Extracted data entries:
----------

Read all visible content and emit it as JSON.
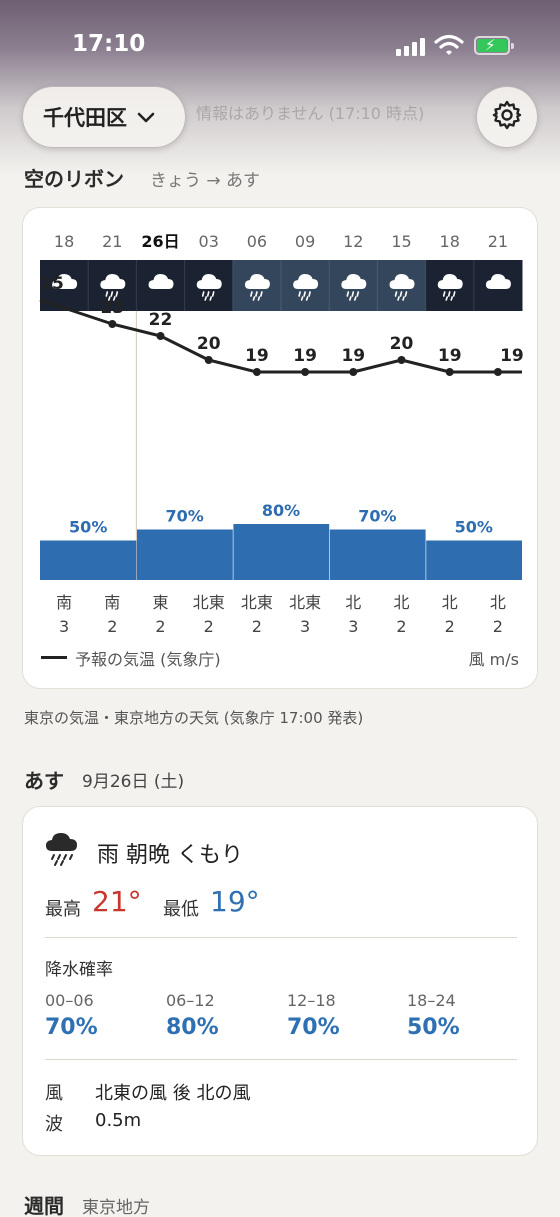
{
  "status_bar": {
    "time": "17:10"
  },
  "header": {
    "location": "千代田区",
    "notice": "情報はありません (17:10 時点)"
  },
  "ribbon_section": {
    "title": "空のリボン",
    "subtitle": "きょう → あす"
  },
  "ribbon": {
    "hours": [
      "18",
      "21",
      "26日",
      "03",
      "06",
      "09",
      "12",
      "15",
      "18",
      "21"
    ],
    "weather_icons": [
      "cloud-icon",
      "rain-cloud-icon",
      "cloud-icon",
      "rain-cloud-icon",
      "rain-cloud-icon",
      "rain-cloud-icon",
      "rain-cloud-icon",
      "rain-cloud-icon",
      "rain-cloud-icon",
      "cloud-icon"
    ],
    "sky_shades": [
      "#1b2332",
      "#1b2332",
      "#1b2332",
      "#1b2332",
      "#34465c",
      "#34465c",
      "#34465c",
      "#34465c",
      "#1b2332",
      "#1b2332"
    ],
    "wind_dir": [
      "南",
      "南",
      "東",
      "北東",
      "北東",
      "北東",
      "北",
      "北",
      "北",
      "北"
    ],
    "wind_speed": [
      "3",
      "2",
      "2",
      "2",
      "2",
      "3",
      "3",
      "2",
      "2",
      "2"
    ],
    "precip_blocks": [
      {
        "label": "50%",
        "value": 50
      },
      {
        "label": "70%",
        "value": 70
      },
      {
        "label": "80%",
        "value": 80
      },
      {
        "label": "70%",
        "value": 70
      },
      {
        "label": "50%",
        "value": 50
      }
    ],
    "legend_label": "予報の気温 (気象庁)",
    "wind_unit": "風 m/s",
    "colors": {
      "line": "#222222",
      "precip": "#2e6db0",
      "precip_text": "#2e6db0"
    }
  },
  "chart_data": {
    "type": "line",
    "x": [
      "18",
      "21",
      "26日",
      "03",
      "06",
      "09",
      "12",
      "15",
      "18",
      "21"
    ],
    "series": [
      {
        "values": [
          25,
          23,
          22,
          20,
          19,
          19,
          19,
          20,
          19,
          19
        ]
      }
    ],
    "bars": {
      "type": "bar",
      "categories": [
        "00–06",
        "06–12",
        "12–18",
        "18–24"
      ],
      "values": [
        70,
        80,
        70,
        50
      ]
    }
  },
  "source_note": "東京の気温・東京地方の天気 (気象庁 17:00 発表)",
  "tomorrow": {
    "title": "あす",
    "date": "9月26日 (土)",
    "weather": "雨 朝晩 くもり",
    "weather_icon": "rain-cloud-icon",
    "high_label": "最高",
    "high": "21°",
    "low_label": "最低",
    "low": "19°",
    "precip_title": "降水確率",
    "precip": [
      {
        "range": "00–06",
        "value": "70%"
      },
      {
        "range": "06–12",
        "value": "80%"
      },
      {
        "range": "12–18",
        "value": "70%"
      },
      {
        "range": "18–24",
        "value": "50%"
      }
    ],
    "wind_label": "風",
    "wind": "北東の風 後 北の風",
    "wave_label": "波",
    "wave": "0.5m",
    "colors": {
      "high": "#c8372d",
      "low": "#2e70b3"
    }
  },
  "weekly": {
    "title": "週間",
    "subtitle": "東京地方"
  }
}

----------

EXERCISE AIM: Reproduce the data above in full, exactly as it is, with the pictures left out.

CORRECT RESULT:
Read all visible content and emit it as JSON.
{
  "status_bar": {
    "time": "17:10"
  },
  "header": {
    "location": "千代田区",
    "notice": "情報はありません (17:10 時点)"
  },
  "ribbon_section": {
    "title": "空のリボン",
    "subtitle": "きょう → あす"
  },
  "ribbon": {
    "hours": [
      "18",
      "21",
      "26日",
      "03",
      "06",
      "09",
      "12",
      "15",
      "18",
      "21"
    ],
    "weather_icons": [
      "cloud-icon",
      "rain-cloud-icon",
      "cloud-icon",
      "rain-cloud-icon",
      "rain-cloud-icon",
      "rain-cloud-icon",
      "rain-cloud-icon",
      "rain-cloud-icon",
      "rain-cloud-icon",
      "cloud-icon"
    ],
    "sky_shades": [
      "#1b2332",
      "#1b2332",
      "#1b2332",
      "#1b2332",
      "#34465c",
      "#34465c",
      "#34465c",
      "#34465c",
      "#1b2332",
      "#1b2332"
    ],
    "wind_dir": [
      "南",
      "南",
      "東",
      "北東",
      "北東",
      "北東",
      "北",
      "北",
      "北",
      "北"
    ],
    "wind_speed": [
      "3",
      "2",
      "2",
      "2",
      "2",
      "3",
      "3",
      "2",
      "2",
      "2"
    ],
    "precip_blocks": [
      {
        "label": "50%",
        "value": 50
      },
      {
        "label": "70%",
        "value": 70
      },
      {
        "label": "80%",
        "value": 80
      },
      {
        "label": "70%",
        "value": 70
      },
      {
        "label": "50%",
        "value": 50
      }
    ],
    "legend_label": "予報の気温 (気象庁)",
    "wind_unit": "風 m/s",
    "colors": {
      "line": "#222222",
      "precip": "#2e6db0",
      "precip_text": "#2e6db0"
    }
  },
  "chart_data": {
    "type": "line",
    "x": [
      "18",
      "21",
      "26日",
      "03",
      "06",
      "09",
      "12",
      "15",
      "18",
      "21"
    ],
    "series": [
      {
        "values": [
          25,
          23,
          22,
          20,
          19,
          19,
          19,
          20,
          19,
          19
        ]
      }
    ],
    "bars": {
      "type": "bar",
      "categories": [
        "00–06",
        "06–12",
        "12–18",
        "18–24"
      ],
      "values": [
        70,
        80,
        70,
        50
      ]
    }
  },
  "source_note": "東京の気温・東京地方の天気 (気象庁 17:00 発表)",
  "tomorrow": {
    "title": "あす",
    "date": "9月26日 (土)",
    "weather": "雨 朝晩 くもり",
    "weather_icon": "rain-cloud-icon",
    "high_label": "最高",
    "high": "21°",
    "low_label": "最低",
    "low": "19°",
    "precip_title": "降水確率",
    "precip": [
      {
        "range": "00–06",
        "value": "70%"
      },
      {
        "range": "06–12",
        "value": "80%"
      },
      {
        "range": "12–18",
        "value": "70%"
      },
      {
        "range": "18–24",
        "value": "50%"
      }
    ],
    "wind_label": "風",
    "wind": "北東の風 後 北の風",
    "wave_label": "波",
    "wave": "0.5m",
    "colors": {
      "high": "#c8372d",
      "low": "#2e70b3"
    }
  },
  "weekly": {
    "title": "週間",
    "subtitle": "東京地方"
  }
}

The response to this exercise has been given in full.